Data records
____

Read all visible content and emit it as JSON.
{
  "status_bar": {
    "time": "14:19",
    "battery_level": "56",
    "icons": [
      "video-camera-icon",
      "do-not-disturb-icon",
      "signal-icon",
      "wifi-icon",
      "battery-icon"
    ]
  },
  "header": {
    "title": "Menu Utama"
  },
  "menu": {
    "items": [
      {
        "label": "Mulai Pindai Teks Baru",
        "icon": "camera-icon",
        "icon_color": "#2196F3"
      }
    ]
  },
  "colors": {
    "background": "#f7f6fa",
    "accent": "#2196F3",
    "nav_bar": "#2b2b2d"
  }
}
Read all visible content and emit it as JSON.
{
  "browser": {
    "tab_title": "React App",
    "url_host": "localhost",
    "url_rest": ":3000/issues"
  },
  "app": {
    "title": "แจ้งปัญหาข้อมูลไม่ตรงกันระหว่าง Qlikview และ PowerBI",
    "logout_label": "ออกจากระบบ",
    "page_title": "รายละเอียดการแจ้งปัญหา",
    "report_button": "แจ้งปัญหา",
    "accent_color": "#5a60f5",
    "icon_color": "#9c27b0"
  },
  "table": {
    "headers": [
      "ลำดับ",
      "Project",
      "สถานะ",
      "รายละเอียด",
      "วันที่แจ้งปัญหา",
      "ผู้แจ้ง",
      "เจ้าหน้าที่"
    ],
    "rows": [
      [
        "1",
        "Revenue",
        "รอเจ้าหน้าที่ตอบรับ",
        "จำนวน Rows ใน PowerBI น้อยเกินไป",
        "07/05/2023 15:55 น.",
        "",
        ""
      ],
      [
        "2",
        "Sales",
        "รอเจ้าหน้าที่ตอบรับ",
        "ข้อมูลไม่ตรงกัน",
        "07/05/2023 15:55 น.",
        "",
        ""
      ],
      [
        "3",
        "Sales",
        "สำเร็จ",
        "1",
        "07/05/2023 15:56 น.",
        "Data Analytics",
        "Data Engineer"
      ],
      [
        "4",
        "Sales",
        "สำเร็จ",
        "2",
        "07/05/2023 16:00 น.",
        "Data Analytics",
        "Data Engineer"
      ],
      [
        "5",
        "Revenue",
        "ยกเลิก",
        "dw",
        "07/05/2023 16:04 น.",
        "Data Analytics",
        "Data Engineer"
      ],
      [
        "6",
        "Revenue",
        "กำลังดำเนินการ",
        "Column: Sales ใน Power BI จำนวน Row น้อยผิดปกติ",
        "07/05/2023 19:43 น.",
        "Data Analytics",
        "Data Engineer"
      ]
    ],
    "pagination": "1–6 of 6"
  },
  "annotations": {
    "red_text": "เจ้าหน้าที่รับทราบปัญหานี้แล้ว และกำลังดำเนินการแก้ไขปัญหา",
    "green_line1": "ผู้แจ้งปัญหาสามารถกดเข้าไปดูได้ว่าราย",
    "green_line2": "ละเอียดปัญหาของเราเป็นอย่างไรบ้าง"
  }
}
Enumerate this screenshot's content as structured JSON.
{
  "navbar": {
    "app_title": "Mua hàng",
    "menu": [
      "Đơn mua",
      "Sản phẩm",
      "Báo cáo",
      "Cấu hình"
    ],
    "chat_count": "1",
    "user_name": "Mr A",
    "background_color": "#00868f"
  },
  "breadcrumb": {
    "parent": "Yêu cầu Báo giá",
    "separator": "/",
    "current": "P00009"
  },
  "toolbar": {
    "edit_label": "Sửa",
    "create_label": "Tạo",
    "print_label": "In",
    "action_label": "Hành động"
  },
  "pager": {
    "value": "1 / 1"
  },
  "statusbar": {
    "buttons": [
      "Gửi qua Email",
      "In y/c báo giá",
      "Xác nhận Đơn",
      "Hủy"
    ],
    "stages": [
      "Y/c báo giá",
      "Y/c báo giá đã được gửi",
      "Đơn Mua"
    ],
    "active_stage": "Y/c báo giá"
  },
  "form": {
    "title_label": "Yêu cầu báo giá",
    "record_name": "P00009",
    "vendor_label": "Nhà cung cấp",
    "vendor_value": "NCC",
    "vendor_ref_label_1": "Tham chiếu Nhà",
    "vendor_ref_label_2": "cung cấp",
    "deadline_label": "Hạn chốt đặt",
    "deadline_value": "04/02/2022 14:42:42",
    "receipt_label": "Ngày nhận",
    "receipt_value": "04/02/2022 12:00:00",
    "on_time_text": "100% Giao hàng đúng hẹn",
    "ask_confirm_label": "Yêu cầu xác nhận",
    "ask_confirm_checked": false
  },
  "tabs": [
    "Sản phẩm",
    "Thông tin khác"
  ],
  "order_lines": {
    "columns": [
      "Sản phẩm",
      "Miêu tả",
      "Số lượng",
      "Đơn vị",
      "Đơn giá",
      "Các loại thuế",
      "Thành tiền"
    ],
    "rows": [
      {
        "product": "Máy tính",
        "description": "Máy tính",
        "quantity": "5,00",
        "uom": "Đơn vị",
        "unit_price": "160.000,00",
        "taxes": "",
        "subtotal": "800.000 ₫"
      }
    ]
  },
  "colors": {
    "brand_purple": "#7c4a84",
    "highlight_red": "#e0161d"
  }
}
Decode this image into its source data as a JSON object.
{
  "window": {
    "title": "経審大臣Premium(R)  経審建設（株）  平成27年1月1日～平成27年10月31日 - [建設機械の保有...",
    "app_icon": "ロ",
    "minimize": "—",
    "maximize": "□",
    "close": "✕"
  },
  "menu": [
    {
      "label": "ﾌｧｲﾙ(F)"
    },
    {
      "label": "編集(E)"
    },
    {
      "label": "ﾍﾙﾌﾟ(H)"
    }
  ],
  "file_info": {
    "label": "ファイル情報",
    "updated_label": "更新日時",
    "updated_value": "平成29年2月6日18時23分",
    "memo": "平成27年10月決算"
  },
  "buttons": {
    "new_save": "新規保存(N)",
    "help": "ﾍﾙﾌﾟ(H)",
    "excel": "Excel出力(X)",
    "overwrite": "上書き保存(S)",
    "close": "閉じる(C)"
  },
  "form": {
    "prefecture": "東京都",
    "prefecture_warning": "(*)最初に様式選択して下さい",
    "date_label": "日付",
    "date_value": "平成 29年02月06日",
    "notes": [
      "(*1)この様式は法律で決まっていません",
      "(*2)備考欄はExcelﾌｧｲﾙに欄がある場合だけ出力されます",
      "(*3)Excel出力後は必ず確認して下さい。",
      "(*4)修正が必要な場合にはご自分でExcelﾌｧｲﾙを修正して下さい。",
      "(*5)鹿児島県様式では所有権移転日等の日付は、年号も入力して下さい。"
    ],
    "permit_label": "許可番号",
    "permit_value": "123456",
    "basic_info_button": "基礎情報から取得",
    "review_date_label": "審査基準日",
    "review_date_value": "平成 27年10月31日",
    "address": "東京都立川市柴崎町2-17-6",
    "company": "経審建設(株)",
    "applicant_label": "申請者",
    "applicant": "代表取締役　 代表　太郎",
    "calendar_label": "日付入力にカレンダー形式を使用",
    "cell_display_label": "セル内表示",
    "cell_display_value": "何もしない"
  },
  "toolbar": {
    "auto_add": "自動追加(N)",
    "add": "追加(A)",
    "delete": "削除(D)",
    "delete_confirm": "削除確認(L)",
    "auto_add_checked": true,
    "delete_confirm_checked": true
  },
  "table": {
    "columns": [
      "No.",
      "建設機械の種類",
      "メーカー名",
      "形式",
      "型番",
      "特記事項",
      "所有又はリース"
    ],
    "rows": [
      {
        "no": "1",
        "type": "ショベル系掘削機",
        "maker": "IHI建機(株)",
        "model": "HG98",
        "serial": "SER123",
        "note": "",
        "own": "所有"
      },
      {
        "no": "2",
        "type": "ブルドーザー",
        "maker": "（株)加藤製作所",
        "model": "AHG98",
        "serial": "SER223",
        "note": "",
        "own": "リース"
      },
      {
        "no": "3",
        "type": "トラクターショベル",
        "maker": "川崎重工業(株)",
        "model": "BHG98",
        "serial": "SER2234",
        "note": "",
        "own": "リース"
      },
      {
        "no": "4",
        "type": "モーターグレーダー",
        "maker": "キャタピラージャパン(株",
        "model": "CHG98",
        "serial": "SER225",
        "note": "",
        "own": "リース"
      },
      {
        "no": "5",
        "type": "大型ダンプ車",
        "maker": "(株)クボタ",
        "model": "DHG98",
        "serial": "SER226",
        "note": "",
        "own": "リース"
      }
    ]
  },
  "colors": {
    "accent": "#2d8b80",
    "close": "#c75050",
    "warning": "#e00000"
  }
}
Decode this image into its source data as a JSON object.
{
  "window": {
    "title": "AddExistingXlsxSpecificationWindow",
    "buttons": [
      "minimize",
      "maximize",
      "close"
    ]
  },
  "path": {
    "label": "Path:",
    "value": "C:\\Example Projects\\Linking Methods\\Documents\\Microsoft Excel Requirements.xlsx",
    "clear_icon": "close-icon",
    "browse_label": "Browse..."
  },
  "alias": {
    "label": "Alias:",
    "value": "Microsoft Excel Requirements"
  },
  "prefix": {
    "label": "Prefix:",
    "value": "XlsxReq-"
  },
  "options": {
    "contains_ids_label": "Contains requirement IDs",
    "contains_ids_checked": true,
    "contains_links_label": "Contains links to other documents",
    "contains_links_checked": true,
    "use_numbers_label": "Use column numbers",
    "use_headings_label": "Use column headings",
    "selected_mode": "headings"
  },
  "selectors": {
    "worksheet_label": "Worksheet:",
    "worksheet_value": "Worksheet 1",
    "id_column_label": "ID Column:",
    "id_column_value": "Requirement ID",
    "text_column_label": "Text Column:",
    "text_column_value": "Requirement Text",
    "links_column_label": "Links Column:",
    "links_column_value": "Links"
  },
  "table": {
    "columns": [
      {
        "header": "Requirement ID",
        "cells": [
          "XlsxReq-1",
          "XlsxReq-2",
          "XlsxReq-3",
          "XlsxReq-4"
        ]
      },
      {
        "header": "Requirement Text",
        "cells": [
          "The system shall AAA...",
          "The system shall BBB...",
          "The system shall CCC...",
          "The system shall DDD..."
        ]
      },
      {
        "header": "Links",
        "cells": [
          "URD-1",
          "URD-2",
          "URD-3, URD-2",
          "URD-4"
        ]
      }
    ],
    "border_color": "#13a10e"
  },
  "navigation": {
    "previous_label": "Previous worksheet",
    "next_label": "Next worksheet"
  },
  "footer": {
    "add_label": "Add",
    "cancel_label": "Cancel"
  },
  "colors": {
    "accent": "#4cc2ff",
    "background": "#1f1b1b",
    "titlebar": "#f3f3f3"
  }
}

____

* CHALLENGE: Respond with nothing but the number of lines in the entries that contain the string "system".

* RESULT FOR THIS EXERCISE: 4